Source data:

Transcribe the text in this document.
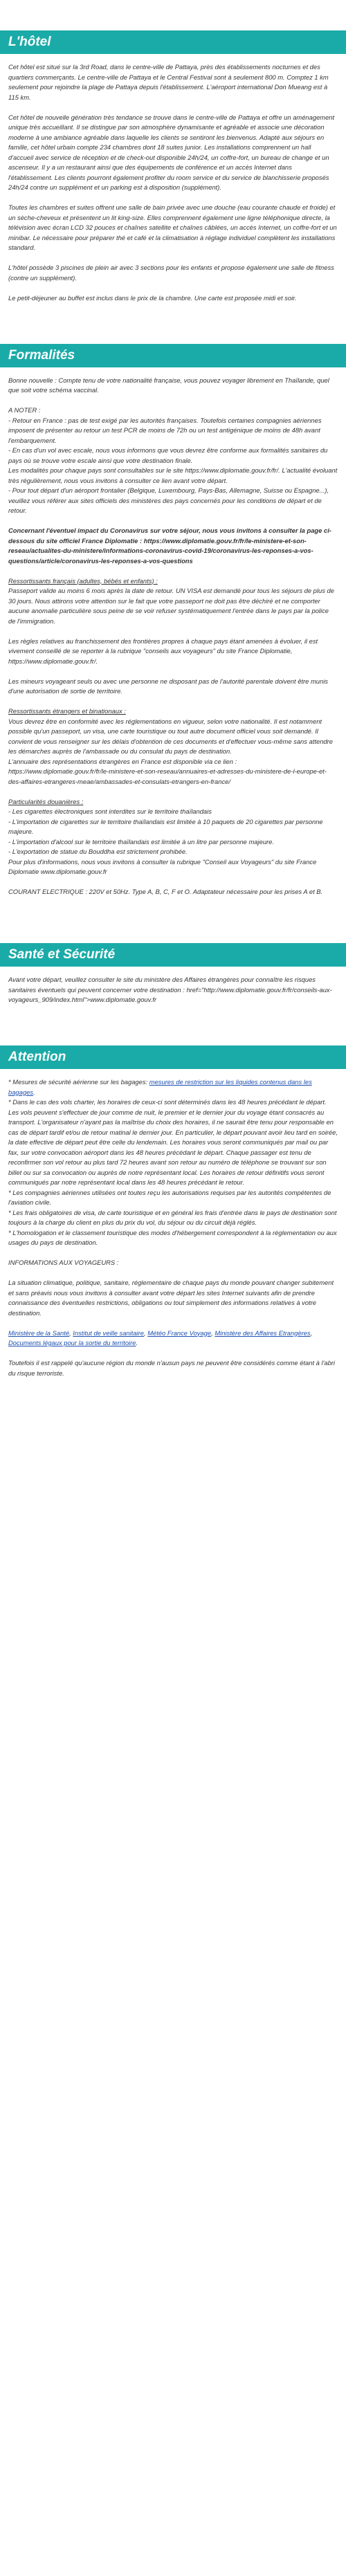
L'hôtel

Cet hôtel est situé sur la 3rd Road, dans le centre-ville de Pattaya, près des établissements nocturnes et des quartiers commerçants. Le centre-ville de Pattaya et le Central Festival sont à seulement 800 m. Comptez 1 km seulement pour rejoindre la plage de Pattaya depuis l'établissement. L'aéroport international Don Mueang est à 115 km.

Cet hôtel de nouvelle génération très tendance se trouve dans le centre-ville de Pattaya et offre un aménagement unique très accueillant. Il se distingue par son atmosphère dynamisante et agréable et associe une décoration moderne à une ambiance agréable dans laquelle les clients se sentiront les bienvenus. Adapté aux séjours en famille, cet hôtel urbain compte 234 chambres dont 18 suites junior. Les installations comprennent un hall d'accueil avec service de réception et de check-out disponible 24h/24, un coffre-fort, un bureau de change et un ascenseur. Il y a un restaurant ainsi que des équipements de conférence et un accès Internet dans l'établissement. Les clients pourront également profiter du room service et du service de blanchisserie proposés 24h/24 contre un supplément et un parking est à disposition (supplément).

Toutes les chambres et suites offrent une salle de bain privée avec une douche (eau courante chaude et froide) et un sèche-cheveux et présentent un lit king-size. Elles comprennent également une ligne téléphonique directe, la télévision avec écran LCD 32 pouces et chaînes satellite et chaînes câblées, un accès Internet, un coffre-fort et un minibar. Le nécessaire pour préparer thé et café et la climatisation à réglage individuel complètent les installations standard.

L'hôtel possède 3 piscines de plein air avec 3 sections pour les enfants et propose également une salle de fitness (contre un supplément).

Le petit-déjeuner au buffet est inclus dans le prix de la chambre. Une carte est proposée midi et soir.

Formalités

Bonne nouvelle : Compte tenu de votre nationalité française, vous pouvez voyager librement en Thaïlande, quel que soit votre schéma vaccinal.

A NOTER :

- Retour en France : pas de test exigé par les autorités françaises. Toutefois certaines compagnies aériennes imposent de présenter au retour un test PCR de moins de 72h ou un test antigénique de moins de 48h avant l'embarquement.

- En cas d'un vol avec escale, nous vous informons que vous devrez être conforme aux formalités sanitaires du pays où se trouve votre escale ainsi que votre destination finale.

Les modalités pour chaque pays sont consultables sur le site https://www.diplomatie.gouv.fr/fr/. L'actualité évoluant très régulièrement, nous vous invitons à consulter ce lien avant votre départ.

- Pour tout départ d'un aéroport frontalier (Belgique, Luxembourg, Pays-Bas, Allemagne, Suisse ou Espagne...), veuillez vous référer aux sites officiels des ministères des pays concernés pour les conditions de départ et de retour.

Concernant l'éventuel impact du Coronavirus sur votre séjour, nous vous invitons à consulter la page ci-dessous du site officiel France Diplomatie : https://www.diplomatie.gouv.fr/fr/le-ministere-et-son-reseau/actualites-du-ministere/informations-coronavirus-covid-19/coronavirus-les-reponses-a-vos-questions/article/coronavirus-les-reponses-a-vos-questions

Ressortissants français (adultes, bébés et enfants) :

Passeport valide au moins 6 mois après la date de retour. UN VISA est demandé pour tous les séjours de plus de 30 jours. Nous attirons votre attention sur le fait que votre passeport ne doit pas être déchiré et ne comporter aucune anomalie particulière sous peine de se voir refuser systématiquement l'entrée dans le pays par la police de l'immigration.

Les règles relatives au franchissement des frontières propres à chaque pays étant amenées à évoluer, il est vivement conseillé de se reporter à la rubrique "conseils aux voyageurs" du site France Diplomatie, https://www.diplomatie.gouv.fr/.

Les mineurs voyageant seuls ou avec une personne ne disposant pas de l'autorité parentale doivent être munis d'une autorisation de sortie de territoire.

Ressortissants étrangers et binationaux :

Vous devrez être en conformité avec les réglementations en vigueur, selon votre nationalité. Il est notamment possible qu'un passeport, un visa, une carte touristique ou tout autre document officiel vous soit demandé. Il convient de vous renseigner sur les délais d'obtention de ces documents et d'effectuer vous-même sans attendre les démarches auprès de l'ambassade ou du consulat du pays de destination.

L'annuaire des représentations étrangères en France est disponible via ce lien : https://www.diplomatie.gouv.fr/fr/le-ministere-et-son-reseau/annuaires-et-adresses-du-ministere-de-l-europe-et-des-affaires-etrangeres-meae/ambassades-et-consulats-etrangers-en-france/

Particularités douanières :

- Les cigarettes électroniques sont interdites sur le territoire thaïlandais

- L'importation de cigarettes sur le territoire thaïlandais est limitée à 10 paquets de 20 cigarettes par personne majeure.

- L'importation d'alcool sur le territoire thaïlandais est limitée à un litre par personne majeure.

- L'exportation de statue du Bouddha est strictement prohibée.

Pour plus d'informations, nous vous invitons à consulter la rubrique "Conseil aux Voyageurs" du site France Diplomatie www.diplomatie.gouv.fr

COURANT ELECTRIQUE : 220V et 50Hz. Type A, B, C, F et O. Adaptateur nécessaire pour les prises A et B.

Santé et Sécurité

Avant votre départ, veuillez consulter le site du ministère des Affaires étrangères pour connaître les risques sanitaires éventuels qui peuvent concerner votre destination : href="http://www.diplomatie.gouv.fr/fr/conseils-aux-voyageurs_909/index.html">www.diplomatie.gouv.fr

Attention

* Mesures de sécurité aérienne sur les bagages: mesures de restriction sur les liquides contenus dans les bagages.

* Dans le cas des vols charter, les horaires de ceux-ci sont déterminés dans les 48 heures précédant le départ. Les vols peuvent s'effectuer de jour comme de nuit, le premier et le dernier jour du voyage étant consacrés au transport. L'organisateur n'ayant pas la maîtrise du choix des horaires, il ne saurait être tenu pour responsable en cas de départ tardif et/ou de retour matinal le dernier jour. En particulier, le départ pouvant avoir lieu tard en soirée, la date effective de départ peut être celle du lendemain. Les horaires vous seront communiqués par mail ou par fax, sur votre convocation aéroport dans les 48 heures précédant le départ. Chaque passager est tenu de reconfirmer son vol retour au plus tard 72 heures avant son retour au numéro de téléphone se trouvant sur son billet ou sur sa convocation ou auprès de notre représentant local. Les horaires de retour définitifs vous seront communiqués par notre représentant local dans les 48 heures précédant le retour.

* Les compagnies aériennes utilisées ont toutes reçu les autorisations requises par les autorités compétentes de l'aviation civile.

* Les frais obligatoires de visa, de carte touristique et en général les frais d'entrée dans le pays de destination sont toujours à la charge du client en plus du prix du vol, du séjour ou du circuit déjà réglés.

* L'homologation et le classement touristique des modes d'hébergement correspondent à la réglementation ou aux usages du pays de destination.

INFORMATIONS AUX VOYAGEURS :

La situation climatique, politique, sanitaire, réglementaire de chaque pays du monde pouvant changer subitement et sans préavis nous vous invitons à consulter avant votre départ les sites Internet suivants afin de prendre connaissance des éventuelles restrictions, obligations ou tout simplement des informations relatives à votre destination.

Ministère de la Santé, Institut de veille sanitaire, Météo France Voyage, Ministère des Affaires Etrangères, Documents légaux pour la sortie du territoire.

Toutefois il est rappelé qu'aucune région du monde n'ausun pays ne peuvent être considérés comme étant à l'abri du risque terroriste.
...
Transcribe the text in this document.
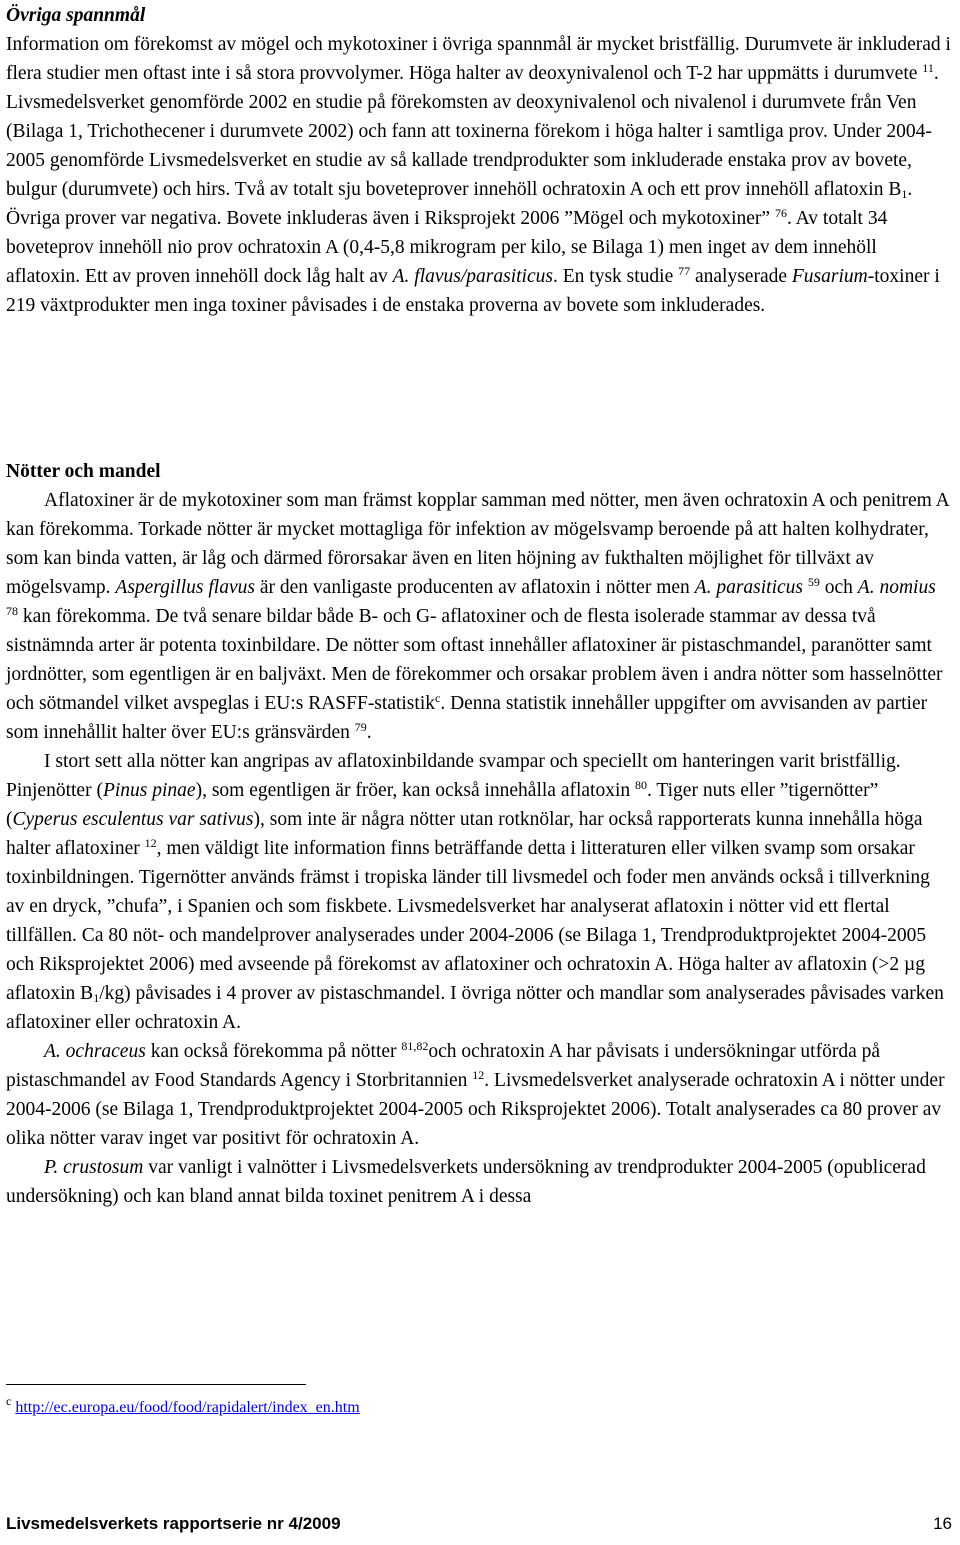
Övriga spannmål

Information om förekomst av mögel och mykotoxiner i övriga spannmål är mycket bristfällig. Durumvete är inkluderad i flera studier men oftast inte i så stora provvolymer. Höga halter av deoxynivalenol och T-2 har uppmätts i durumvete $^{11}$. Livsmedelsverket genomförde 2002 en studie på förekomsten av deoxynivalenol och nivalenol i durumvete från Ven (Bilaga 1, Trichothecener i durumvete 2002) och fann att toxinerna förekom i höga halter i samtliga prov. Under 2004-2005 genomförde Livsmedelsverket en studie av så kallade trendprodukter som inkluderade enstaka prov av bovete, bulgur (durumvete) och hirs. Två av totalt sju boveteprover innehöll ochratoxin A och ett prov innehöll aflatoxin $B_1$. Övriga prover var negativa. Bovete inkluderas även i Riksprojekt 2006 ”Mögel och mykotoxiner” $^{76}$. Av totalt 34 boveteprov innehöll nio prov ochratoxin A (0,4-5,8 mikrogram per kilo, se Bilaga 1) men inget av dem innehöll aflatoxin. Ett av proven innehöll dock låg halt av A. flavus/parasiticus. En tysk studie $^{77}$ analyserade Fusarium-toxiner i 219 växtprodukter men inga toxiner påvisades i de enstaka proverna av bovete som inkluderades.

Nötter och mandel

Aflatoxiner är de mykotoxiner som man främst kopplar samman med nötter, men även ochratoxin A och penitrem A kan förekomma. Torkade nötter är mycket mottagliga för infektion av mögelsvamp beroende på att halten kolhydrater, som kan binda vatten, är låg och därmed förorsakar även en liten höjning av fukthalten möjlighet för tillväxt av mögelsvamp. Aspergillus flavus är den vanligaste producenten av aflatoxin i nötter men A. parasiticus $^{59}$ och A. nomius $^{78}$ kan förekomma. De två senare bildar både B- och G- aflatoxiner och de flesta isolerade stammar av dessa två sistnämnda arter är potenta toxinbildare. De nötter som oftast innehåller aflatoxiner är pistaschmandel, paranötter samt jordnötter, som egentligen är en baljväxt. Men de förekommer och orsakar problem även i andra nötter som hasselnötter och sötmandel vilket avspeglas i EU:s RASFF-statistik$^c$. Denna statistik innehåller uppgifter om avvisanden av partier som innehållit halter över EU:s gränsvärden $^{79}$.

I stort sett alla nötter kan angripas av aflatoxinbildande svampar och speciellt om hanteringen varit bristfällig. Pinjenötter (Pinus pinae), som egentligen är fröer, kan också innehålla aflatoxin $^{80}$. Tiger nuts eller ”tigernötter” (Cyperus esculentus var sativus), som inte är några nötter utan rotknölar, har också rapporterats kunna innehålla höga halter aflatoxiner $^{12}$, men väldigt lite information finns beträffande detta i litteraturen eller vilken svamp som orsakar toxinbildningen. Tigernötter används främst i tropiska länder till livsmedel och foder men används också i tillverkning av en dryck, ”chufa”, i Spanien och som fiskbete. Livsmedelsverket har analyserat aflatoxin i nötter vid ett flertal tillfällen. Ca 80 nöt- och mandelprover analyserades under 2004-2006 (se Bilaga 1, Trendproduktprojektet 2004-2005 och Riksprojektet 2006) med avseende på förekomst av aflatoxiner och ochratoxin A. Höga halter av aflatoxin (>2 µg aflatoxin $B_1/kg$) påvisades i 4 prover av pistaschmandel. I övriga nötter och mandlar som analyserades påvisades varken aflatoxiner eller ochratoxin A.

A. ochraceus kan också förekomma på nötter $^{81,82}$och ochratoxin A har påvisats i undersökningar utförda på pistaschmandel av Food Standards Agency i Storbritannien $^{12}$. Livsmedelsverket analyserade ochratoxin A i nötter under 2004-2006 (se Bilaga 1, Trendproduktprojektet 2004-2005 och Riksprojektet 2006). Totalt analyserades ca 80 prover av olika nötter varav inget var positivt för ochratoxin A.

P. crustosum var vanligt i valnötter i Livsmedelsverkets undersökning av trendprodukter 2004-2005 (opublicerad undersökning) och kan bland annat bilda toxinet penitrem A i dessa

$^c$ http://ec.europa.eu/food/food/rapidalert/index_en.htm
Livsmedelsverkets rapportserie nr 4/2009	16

» WHAT IS EXPECTED
Which lines above include the word "importation"? Pick them out and copy them.

» TASK SOLUTION
- L'importation de cigarettes sur le territoire thaïlandais est limitée à 10 paquets de 20 cigarettes par personne majeure.
- L'importation d'alcool sur le territoire thaïlandais est limitée à un litre par personne majeure.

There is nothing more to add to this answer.